>> start Provided records

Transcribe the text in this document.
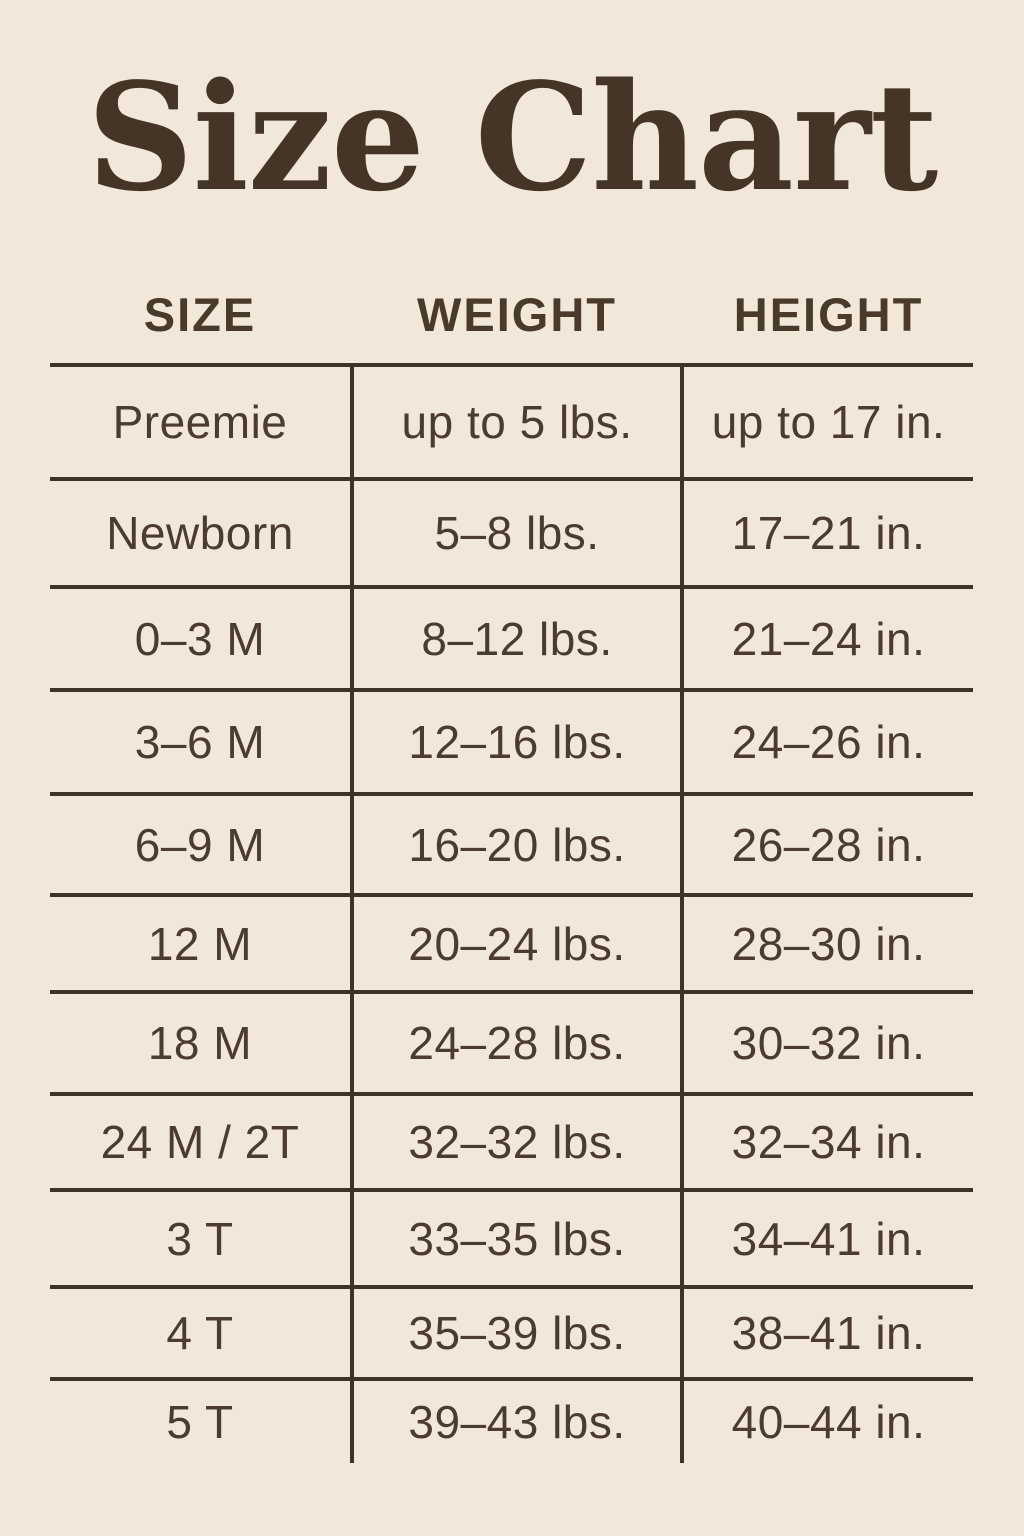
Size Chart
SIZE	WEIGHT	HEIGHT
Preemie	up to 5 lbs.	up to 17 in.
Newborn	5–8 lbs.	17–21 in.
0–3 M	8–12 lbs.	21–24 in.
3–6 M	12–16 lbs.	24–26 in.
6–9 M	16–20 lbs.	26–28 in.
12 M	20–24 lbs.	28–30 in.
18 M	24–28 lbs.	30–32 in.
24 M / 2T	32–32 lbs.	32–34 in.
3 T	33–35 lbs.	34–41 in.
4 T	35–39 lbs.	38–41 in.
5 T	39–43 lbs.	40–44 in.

>> end Provided records
>> start Provided records

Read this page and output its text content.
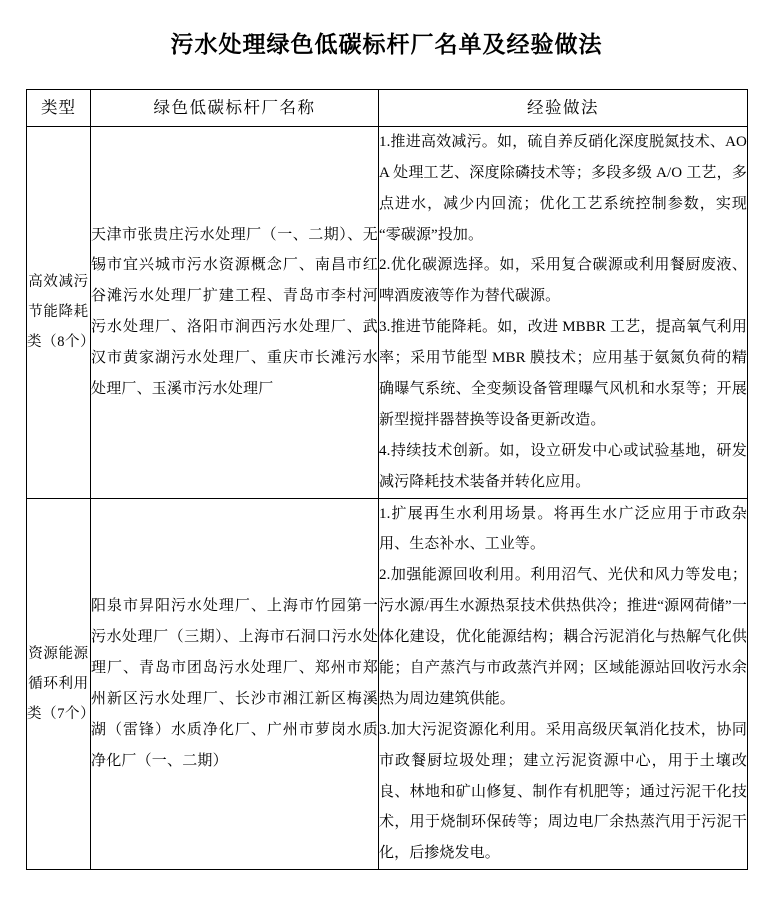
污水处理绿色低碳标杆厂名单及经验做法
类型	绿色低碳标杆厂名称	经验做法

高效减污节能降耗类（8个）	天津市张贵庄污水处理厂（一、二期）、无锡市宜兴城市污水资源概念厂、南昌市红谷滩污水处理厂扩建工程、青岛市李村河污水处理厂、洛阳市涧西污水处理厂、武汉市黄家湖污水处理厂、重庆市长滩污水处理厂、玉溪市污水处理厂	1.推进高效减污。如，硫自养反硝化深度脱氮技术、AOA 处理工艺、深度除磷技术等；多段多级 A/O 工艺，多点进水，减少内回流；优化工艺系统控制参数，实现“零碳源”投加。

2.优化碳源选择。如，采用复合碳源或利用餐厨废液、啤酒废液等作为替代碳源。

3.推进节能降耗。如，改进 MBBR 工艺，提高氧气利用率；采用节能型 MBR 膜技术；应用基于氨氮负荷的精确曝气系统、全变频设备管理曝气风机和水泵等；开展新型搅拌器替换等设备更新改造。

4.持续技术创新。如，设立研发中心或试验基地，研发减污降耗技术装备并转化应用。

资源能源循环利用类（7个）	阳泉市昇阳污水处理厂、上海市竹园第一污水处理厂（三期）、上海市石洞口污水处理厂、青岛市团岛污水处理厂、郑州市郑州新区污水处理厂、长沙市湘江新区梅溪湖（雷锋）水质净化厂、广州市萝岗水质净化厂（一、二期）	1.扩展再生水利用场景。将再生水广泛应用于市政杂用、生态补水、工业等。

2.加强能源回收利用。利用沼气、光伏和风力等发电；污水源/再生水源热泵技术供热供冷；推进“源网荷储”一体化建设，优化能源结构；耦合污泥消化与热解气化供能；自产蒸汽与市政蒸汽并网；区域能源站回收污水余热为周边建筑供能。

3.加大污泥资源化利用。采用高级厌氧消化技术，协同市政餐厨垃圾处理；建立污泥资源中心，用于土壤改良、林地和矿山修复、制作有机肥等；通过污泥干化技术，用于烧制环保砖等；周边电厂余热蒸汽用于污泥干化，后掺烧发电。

>> end Provided records

Select every line above that contains the word "this", and copy it.

Transcribe the text in this document.
Read this page and output its text content.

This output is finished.